*Input records*
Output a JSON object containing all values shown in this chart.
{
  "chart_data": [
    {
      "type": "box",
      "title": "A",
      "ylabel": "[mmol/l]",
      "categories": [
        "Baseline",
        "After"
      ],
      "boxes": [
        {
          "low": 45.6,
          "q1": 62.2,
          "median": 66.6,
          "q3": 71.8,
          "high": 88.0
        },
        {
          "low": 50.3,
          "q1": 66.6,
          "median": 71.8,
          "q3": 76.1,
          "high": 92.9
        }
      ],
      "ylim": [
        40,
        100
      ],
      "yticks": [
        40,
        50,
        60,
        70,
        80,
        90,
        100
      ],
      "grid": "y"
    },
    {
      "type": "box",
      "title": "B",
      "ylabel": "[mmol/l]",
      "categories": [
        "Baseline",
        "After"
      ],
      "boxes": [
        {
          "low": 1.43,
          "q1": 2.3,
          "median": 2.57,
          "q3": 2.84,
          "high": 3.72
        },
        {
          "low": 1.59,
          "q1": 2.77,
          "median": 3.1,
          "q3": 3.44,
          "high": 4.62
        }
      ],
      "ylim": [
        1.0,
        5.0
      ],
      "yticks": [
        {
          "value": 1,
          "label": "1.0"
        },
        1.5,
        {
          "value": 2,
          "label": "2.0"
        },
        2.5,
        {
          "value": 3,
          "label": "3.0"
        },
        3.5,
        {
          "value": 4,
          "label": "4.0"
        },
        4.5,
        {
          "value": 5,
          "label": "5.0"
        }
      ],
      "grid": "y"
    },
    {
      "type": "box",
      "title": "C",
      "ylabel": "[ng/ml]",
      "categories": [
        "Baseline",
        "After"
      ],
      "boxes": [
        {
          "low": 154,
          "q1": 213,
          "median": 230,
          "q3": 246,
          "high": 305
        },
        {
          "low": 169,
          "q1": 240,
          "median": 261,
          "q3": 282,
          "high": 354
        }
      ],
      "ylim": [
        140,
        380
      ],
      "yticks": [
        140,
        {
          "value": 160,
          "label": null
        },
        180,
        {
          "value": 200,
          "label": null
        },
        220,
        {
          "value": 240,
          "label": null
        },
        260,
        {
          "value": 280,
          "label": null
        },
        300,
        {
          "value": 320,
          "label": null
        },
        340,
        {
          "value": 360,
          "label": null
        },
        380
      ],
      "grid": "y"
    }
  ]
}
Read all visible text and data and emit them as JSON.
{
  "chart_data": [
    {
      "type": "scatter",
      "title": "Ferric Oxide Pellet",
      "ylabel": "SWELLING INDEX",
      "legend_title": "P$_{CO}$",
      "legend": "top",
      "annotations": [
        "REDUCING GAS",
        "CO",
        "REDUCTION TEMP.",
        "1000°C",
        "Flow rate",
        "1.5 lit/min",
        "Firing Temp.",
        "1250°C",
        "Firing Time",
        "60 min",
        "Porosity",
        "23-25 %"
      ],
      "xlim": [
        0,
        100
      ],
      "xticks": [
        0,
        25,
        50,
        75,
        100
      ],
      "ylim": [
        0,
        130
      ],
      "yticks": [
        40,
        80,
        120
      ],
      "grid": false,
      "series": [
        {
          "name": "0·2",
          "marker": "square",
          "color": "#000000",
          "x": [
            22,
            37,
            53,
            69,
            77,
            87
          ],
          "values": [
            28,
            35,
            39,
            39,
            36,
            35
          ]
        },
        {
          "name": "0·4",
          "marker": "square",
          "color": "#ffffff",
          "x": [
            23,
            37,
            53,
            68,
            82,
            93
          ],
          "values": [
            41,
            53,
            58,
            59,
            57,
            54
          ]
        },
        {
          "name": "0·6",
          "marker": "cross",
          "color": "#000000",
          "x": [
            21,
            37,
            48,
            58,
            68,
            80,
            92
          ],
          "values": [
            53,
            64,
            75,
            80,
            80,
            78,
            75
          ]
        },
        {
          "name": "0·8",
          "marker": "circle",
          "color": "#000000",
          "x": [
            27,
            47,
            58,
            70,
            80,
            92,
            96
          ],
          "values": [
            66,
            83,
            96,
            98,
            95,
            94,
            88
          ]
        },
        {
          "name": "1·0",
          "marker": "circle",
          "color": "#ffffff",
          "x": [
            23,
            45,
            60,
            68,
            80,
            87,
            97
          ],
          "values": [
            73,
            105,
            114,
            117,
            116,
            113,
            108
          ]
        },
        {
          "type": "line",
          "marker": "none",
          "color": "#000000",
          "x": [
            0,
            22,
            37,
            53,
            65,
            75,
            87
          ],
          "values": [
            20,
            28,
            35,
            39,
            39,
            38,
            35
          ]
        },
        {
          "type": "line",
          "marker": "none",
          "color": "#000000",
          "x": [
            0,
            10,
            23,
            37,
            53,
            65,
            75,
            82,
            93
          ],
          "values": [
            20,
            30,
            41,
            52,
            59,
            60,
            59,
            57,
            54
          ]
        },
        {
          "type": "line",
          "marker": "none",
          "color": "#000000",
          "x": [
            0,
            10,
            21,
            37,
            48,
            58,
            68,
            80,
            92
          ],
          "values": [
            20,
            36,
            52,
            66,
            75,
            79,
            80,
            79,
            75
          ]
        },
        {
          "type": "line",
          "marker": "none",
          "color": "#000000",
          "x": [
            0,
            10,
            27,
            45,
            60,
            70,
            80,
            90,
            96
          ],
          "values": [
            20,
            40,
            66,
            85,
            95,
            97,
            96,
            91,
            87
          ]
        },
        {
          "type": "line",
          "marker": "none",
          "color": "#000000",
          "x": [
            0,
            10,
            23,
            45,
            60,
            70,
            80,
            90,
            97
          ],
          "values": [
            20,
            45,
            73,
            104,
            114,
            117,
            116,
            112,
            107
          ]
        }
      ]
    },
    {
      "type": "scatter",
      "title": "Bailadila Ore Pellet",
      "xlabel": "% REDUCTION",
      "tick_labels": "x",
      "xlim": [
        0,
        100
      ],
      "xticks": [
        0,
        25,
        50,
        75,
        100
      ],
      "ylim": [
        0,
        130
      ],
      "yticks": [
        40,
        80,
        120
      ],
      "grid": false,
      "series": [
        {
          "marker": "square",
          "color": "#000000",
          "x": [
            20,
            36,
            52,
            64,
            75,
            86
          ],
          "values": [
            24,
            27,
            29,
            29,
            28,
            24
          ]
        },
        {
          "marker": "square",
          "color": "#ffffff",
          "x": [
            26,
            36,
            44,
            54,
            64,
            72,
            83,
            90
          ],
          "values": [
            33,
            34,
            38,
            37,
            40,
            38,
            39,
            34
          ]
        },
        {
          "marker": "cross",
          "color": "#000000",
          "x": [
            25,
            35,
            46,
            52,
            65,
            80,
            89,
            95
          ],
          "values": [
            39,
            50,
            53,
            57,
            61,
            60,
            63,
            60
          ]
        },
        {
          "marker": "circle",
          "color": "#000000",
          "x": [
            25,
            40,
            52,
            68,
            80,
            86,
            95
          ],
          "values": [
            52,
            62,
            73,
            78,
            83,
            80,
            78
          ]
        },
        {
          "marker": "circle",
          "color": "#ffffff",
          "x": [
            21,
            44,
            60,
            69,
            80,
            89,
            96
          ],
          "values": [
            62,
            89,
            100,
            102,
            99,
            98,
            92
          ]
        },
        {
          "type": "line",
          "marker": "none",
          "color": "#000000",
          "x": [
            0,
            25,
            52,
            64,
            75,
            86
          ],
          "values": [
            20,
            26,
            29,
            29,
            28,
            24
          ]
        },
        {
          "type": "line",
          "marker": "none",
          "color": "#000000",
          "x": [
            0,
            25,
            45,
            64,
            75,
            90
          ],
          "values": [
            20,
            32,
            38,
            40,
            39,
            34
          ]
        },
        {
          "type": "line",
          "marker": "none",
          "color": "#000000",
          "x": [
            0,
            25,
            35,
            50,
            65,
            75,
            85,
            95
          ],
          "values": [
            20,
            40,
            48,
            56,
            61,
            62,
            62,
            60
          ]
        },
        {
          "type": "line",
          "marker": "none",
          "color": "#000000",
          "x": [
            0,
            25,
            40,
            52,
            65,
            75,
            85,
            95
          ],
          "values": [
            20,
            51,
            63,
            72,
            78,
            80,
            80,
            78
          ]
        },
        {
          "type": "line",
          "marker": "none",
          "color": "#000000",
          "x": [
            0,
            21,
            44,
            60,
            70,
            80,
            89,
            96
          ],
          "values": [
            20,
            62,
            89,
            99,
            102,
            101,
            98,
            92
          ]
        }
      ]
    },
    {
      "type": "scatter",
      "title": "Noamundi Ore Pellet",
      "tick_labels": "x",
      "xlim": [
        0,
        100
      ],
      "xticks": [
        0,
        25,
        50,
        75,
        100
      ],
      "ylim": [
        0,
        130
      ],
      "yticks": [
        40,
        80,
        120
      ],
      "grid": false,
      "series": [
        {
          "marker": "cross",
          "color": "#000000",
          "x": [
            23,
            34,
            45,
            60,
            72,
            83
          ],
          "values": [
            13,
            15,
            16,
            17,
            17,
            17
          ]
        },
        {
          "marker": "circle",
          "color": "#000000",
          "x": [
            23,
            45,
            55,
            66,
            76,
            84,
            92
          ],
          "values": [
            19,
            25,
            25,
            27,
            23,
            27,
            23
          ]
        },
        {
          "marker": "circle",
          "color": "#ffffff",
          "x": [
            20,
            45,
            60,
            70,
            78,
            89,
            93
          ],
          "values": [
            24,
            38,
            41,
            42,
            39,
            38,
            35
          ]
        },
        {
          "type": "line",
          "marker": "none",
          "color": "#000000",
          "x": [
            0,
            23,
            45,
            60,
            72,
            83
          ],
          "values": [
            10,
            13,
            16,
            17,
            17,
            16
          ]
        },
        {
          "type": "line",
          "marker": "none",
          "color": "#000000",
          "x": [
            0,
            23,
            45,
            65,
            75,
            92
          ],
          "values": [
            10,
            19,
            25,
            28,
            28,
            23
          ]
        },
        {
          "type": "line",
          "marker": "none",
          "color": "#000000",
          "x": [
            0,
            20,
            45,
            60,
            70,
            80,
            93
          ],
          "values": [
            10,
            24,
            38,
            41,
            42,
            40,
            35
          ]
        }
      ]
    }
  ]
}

*To do*
Count how many lines above carry the word "name". Only the number is required.

*Task response*
5